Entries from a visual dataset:
— START —
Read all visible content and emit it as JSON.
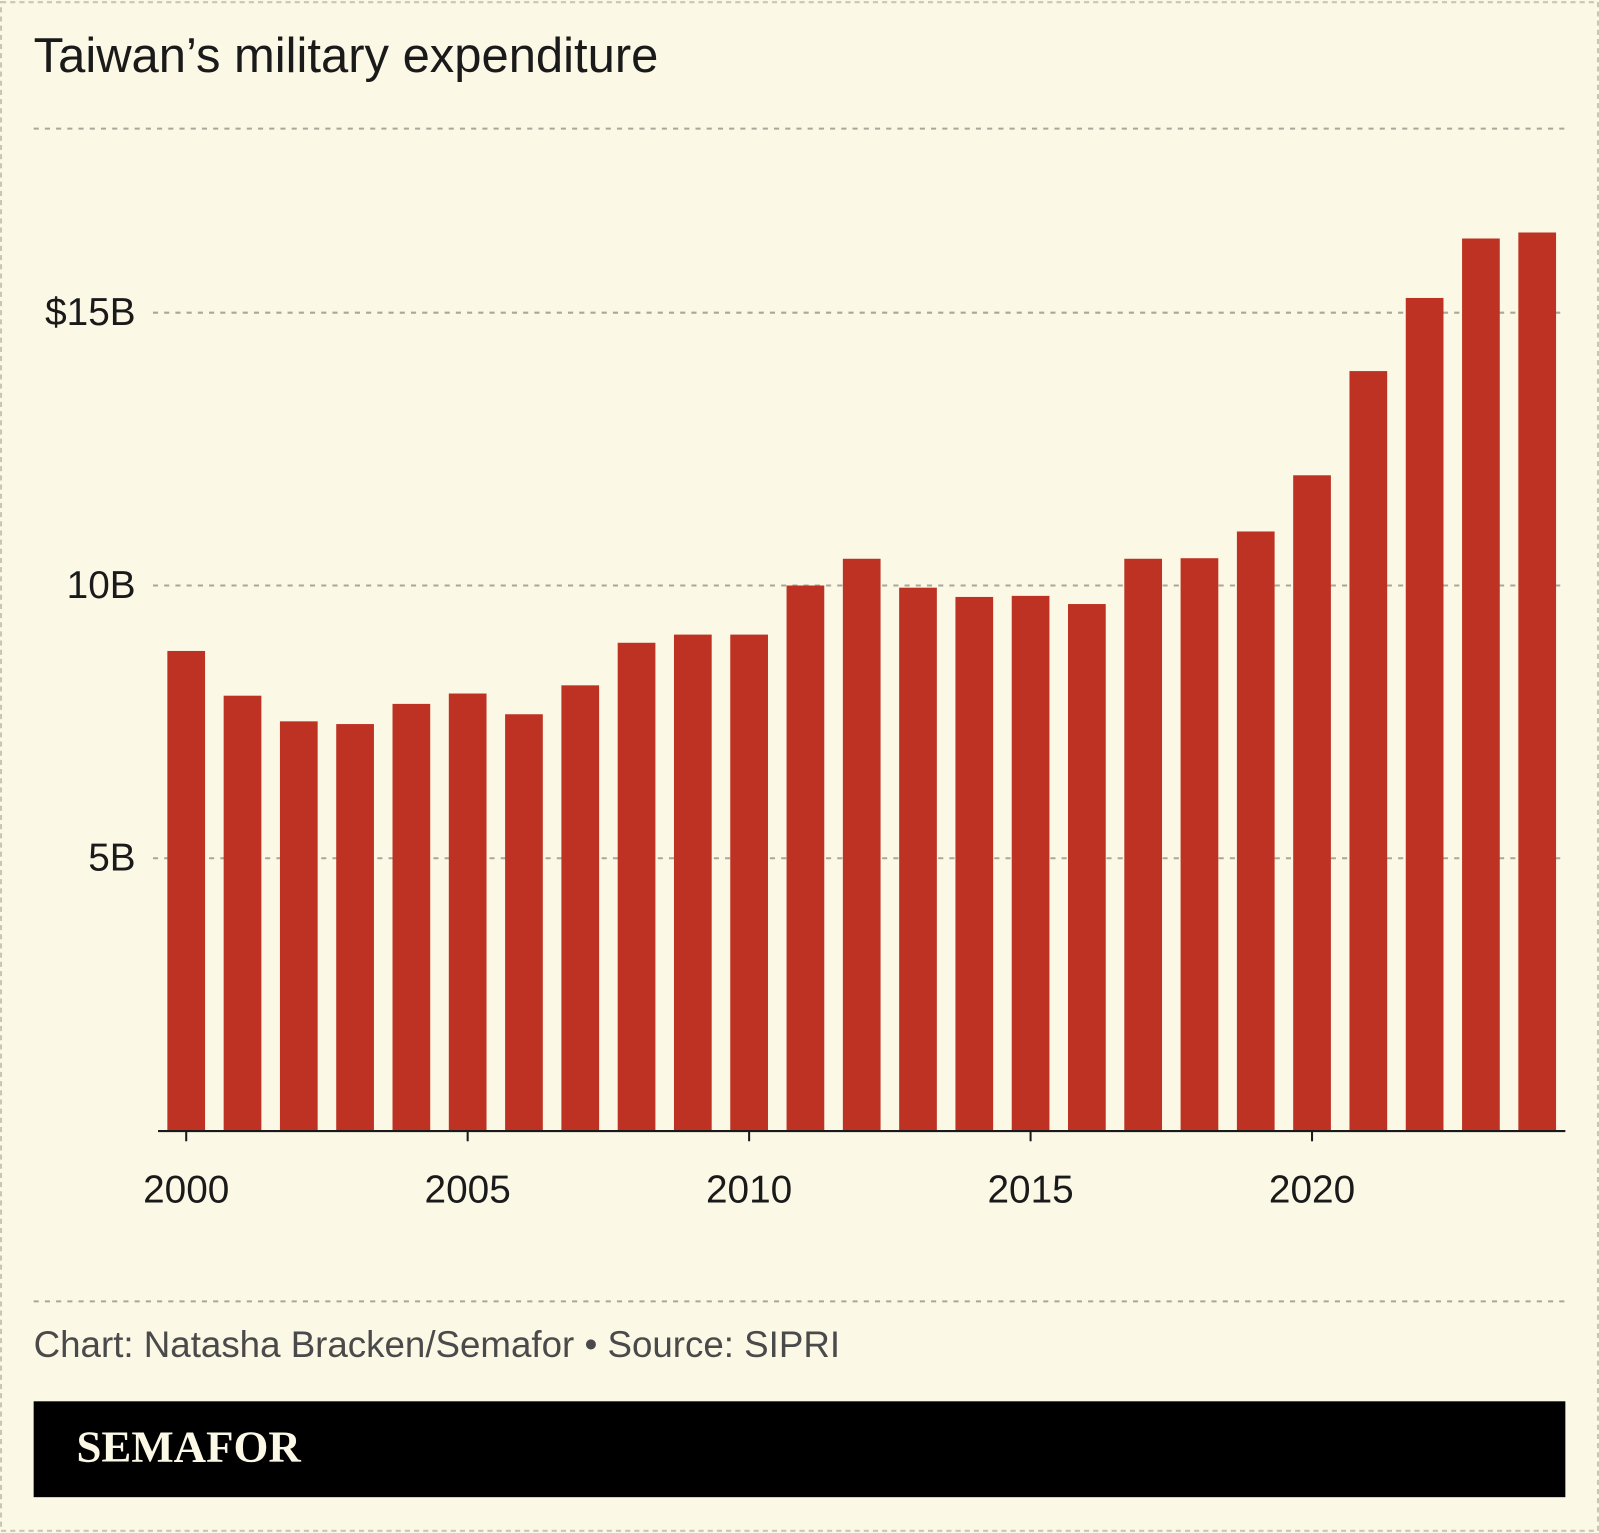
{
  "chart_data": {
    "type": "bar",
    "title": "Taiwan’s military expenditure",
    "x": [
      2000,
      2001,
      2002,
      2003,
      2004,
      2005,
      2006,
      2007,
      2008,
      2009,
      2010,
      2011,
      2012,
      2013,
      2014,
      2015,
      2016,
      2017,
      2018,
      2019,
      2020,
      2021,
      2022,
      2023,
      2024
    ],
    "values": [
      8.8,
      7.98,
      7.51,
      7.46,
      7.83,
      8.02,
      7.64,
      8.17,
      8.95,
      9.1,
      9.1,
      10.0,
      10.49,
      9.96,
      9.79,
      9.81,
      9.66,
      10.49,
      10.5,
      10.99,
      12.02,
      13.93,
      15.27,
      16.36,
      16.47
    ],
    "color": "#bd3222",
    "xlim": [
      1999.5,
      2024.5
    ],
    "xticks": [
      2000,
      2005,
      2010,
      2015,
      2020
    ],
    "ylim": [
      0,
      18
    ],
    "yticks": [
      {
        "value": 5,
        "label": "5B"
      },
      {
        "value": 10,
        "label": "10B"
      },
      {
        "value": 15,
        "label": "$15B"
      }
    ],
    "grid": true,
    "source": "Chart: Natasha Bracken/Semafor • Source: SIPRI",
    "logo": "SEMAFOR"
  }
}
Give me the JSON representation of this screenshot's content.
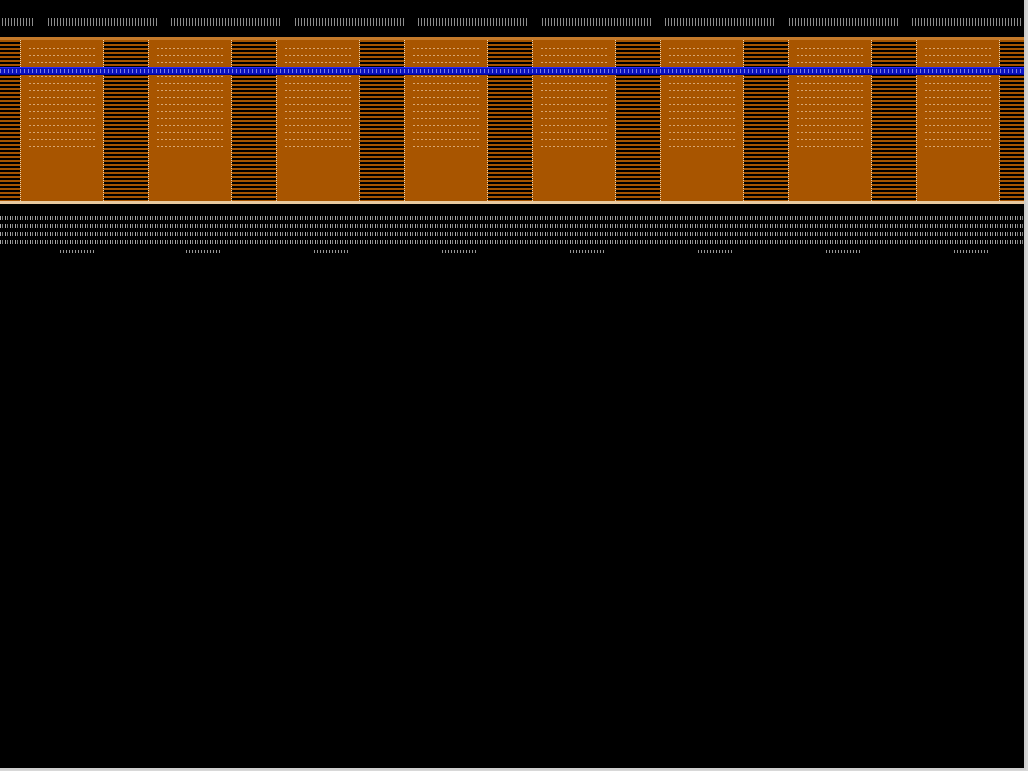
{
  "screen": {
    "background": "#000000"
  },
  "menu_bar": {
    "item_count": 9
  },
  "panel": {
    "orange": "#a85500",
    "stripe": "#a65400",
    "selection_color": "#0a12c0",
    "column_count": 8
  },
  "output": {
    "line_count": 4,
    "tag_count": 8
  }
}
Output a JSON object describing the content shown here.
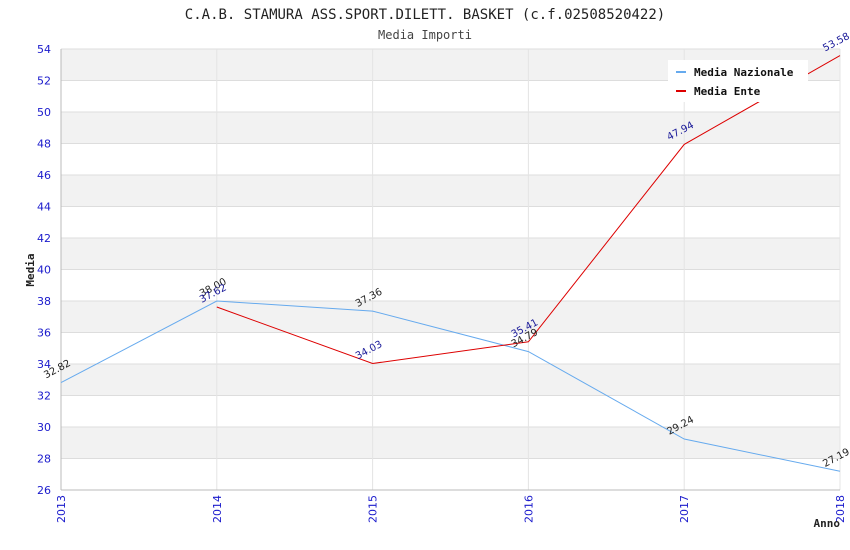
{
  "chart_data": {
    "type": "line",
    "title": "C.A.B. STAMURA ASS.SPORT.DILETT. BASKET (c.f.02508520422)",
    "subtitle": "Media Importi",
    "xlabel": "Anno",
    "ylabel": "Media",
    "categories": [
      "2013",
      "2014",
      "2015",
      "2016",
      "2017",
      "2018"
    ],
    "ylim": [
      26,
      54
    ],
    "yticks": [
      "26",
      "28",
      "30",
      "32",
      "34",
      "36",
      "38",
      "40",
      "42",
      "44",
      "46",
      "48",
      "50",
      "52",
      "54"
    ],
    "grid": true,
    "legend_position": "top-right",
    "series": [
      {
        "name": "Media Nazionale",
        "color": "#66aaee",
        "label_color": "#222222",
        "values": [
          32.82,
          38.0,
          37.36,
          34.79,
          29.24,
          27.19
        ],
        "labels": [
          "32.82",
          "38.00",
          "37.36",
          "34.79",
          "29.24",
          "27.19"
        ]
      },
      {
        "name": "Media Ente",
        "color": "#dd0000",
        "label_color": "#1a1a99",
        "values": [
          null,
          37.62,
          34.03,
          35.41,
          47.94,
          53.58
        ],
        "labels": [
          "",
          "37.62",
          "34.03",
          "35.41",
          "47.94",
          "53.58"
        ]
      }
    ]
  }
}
— END —
What is expected
Restate the records above in full, word for word. Keep pictures out.

Full solution
Read all visible content and emit it as JSON.
{
  "chart_data": {
    "type": "bar",
    "title": "Taiwan’s military expenditure",
    "x": [
      2000,
      2001,
      2002,
      2003,
      2004,
      2005,
      2006,
      2007,
      2008,
      2009,
      2010,
      2011,
      2012,
      2013,
      2014,
      2015,
      2016,
      2017,
      2018,
      2019,
      2020,
      2021,
      2022,
      2023,
      2024
    ],
    "values": [
      8.8,
      7.98,
      7.51,
      7.46,
      7.83,
      8.02,
      7.64,
      8.17,
      8.95,
      9.1,
      9.1,
      10.0,
      10.49,
      9.96,
      9.79,
      9.81,
      9.66,
      10.49,
      10.5,
      10.99,
      12.02,
      13.93,
      15.27,
      16.36,
      16.47
    ],
    "color": "#bd3222",
    "xlim": [
      1999.5,
      2024.5
    ],
    "xticks": [
      2000,
      2005,
      2010,
      2015,
      2020
    ],
    "ylim": [
      0,
      18
    ],
    "yticks": [
      {
        "value": 5,
        "label": "5B"
      },
      {
        "value": 10,
        "label": "10B"
      },
      {
        "value": 15,
        "label": "$15B"
      }
    ],
    "grid": true,
    "source": "Chart: Natasha Bracken/Semafor • Source: SIPRI",
    "logo": "SEMAFOR"
  }
}
Give me the JSON representation of this screenshot's content.
{
  "screen": {
    "background": "#000000"
  },
  "menu_bar": {
    "item_count": 9
  },
  "panel": {
    "orange": "#a85500",
    "stripe": "#a65400",
    "selection_color": "#0a12c0",
    "column_count": 8
  },
  "output": {
    "line_count": 4,
    "tag_count": 8
  }
}
Output a JSON object describing the content shown here.
{
  "chart_data": {
    "type": "line",
    "title": "C.A.B. STAMURA ASS.SPORT.DILETT. BASKET (c.f.02508520422)",
    "subtitle": "Media Importi",
    "xlabel": "Anno",
    "ylabel": "Media",
    "categories": [
      "2013",
      "2014",
      "2015",
      "2016",
      "2017",
      "2018"
    ],
    "ylim": [
      26,
      54
    ],
    "yticks": [
      "26",
      "28",
      "30",
      "32",
      "34",
      "36",
      "38",
      "40",
      "42",
      "44",
      "46",
      "48",
      "50",
      "52",
      "54"
    ],
    "grid": true,
    "legend_position": "top-right",
    "series": [
      {
        "name": "Media Nazionale",
        "color": "#66aaee",
        "label_color": "#222222",
        "values": [
          32.82,
          38.0,
          37.36,
          34.79,
          29.24,
          27.19
        ],
        "labels": [
          "32.82",
          "38.00",
          "37.36",
          "34.79",
          "29.24",
          "27.19"
        ]
      },
      {
        "name": "Media Ente",
        "color": "#dd0000",
        "label_color": "#1a1a99",
        "values": [
          null,
          37.62,
          34.03,
          35.41,
          47.94,
          53.58
        ],
        "labels": [
          "",
          "37.62",
          "34.03",
          "35.41",
          "47.94",
          "53.58"
        ]
      }
    ]
  }
}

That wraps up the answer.